Copy all of the material word for word, except for the pictures.

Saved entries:
** START **
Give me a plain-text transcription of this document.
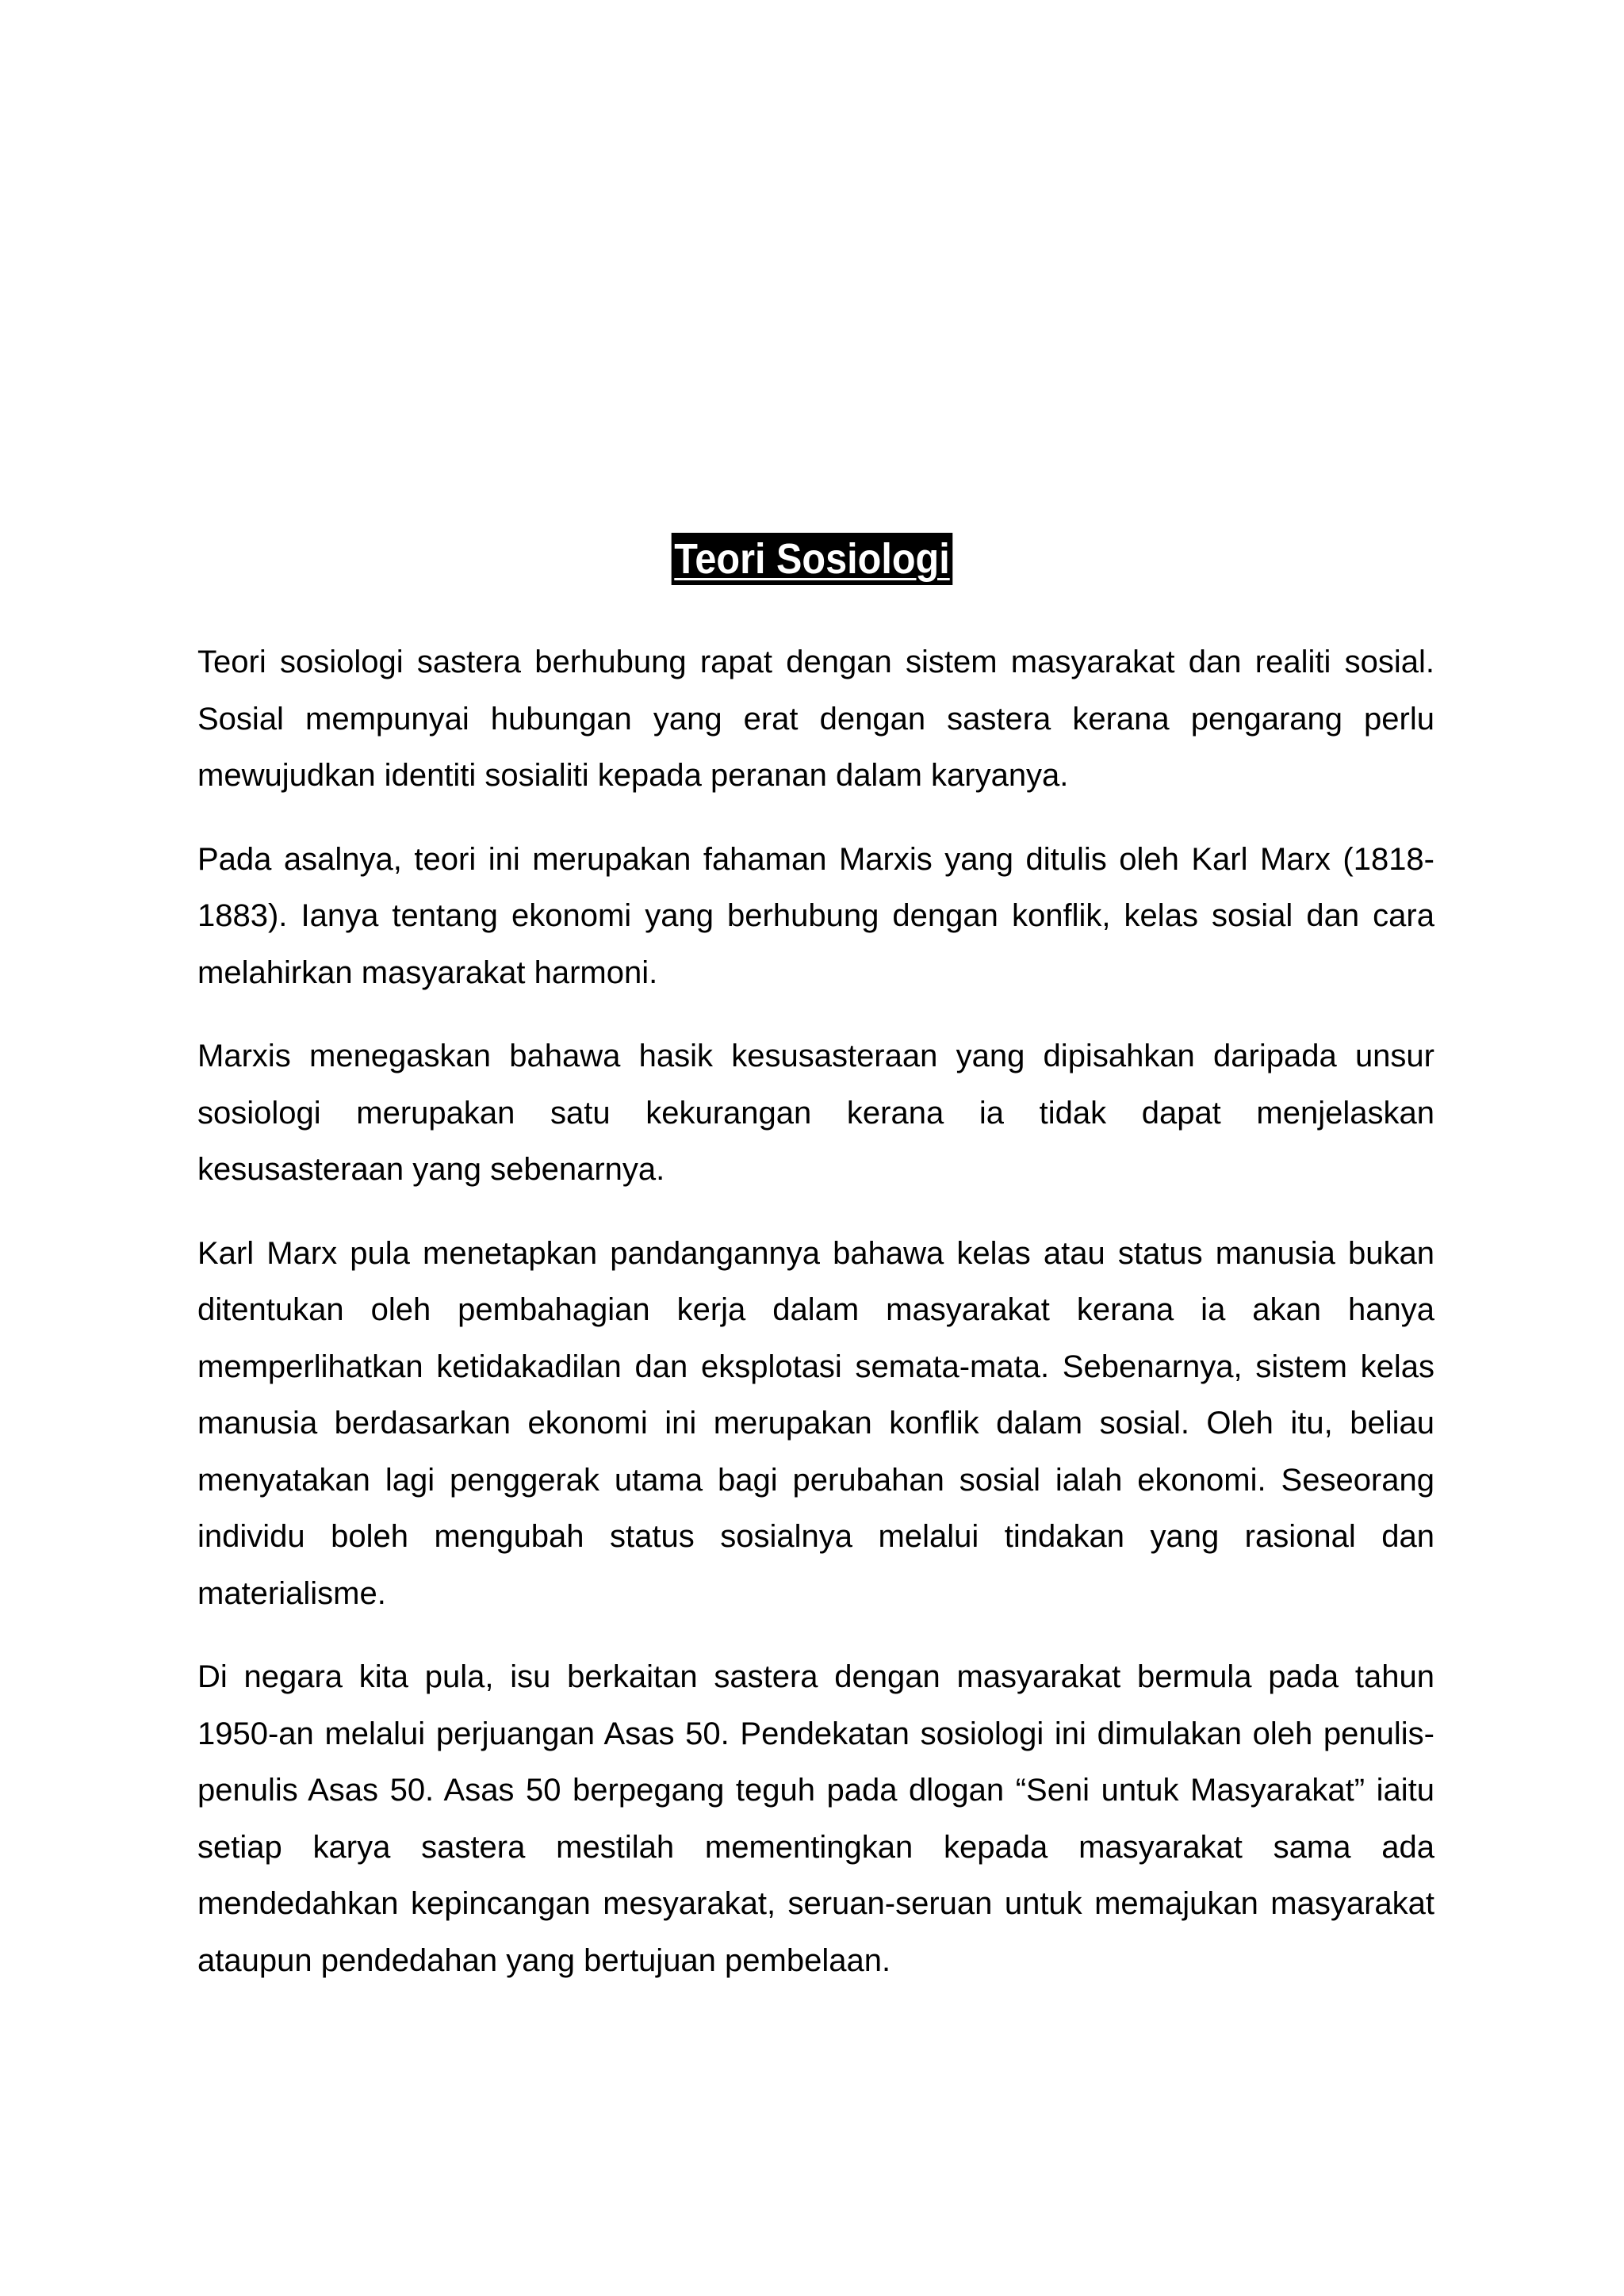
Teori Sosiologi

Teori sosiologi sastera berhubung rapat dengan sistem masyarakat dan realiti sosial. Sosial mempunyai hubungan yang erat dengan sastera kerana pengarang perlu mewujudkan identiti sosialiti kepada peranan dalam karyanya.

Pada asalnya, teori ini merupakan fahaman Marxis yang ditulis oleh Karl Marx (1818-1883). Ianya tentang ekonomi yang berhubung dengan konflik, kelas sosial dan cara melahirkan masyarakat harmoni.

Marxis menegaskan bahawa hasik kesusasteraan yang dipisahkan daripada unsur sosiologi merupakan satu kekurangan kerana ia tidak dapat menjelaskan kesusasteraan yang sebenarnya.

Karl Marx pula menetapkan pandangannya bahawa kelas atau status manusia bukan ditentukan oleh pembahagian kerja dalam masyarakat kerana ia akan hanya memperlihatkan ketidakadilan dan eksplotasi semata-mata. Sebenarnya, sistem kelas manusia berdasarkan ekonomi ini merupakan konflik dalam sosial. Oleh itu, beliau menyatakan lagi penggerak utama bagi perubahan sosial ialah ekonomi. Seseorang individu boleh mengubah status sosialnya melalui tindakan yang rasional dan materialisme.

Di negara kita pula, isu berkaitan sastera dengan masyarakat bermula pada tahun 1950-an melalui perjuangan Asas 50. Pendekatan sosiologi ini dimulakan oleh penulis-penulis Asas 50. Asas 50 berpegang teguh pada dlogan “Seni untuk Masyarakat” iaitu setiap karya sastera mestilah mementingkan kepada masyarakat sama ada mendedahkan kepincangan mesyarakat, seruan-seruan untuk memajukan masyarakat ataupun pendedahan yang bertujuan pembelaan.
** END **
- **Written answer**:
Give me a plain-text transcription of this document.
Teori Sosiologi

Teori sosiologi sastera berhubung rapat dengan sistem masyarakat dan realiti sosial. Sosial mempunyai hubungan yang erat dengan sastera kerana pengarang perlu mewujudkan identiti sosialiti kepada peranan dalam karyanya.

Pada asalnya, teori ini merupakan fahaman Marxis yang ditulis oleh Karl Marx (1818-1883). Ianya tentang ekonomi yang berhubung dengan konflik, kelas sosial dan cara melahirkan masyarakat harmoni.

Marxis menegaskan bahawa hasik kesusasteraan yang dipisahkan daripada unsur sosiologi merupakan satu kekurangan kerana ia tidak dapat menjelaskan kesusasteraan yang sebenarnya.

Karl Marx pula menetapkan pandangannya bahawa kelas atau status manusia bukan ditentukan oleh pembahagian kerja dalam masyarakat kerana ia akan hanya memperlihatkan ketidakadilan dan eksplotasi semata-mata. Sebenarnya, sistem kelas manusia berdasarkan ekonomi ini merupakan konflik dalam sosial. Oleh itu, beliau menyatakan lagi penggerak utama bagi perubahan sosial ialah ekonomi. Seseorang individu boleh mengubah status sosialnya melalui tindakan yang rasional dan materialisme.

Di negara kita pula, isu berkaitan sastera dengan masyarakat bermula pada tahun 1950-an melalui perjuangan Asas 50. Pendekatan sosiologi ini dimulakan oleh penulis-penulis Asas 50. Asas 50 berpegang teguh pada dlogan “Seni untuk Masyarakat” iaitu setiap karya sastera mestilah mementingkan kepada masyarakat sama ada mendedahkan kepincangan mesyarakat, seruan-seruan untuk memajukan masyarakat ataupun pendedahan yang bertujuan pembelaan.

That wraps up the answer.